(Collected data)

"""

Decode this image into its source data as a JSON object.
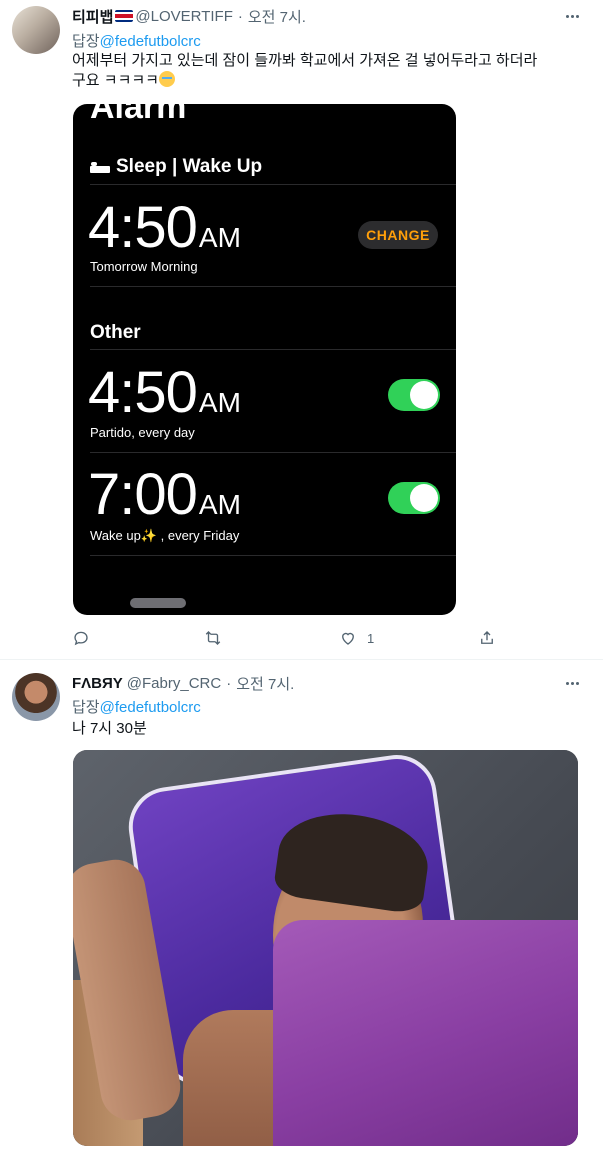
{
  "tweet1": {
    "display_name": "티피뱁",
    "handle": "@LOVERTIFF",
    "dot": "·",
    "time": "오전 7시.",
    "replying_prefix": "답장",
    "replying_to": "@fedefutbolcrc",
    "text_line1": "어제부터 가지고 있는데 잠이 들까봐 학교에서 가져온 걸 넣어두라고 하더라",
    "text_line2": "구요 ㅋㅋㅋㅋ",
    "alarm": {
      "title": "Alarm",
      "sleep_section": "Sleep | Wake Up",
      "sleep_time": "4:50",
      "sleep_ampm": "AM",
      "sleep_label": "Tomorrow Morning",
      "change_label": "CHANGE",
      "other_section": "Other",
      "alarm1_time": "4:50",
      "alarm1_ampm": "AM",
      "alarm1_label": "Partido, every day",
      "alarm1_on": true,
      "alarm2_time": "7:00",
      "alarm2_ampm": "AM",
      "alarm2_label": "Wake up✨ , every Friday",
      "alarm2_on": true
    },
    "actions": {
      "reply_count": "",
      "retweet_count": "",
      "like_count": "1"
    }
  },
  "tweet2": {
    "display_name": "FΛBЯY",
    "handle": "@Fabry_CRC",
    "dot": "·",
    "time": "오전 7시.",
    "replying_prefix": "답장",
    "replying_to": "@fedefutbolcrc",
    "text": "나 7시 30분"
  },
  "colors": {
    "accent": "#1d9bf0",
    "muted": "#536471",
    "toggle_on": "#30d158",
    "change_text": "#ff9f0a"
  }
}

"""

Repeat every record above exactly, but leave out any pictures.

● Solution to this problem:
Decode this image into its source data as a JSON object.
{
  "tweet1": {
    "display_name": "티피뱁",
    "handle": "@LOVERTIFF",
    "dot": "·",
    "time": "오전 7시.",
    "replying_prefix": "답장",
    "replying_to": "@fedefutbolcrc",
    "text_line1": "어제부터 가지고 있는데 잠이 들까봐 학교에서 가져온 걸 넣어두라고 하더라",
    "text_line2": "구요 ㅋㅋㅋㅋ",
    "alarm": {
      "title": "Alarm",
      "sleep_section": "Sleep | Wake Up",
      "sleep_time": "4:50",
      "sleep_ampm": "AM",
      "sleep_label": "Tomorrow Morning",
      "change_label": "CHANGE",
      "other_section": "Other",
      "alarm1_time": "4:50",
      "alarm1_ampm": "AM",
      "alarm1_label": "Partido, every day",
      "alarm1_on": true,
      "alarm2_time": "7:00",
      "alarm2_ampm": "AM",
      "alarm2_label": "Wake up✨ , every Friday",
      "alarm2_on": true
    },
    "actions": {
      "reply_count": "",
      "retweet_count": "",
      "like_count": "1"
    }
  },
  "tweet2": {
    "display_name": "FΛBЯY",
    "handle": "@Fabry_CRC",
    "dot": "·",
    "time": "오전 7시.",
    "replying_prefix": "답장",
    "replying_to": "@fedefutbolcrc",
    "text": "나 7시 30분"
  },
  "colors": {
    "accent": "#1d9bf0",
    "muted": "#536471",
    "toggle_on": "#30d158",
    "change_text": "#ff9f0a"
  }
}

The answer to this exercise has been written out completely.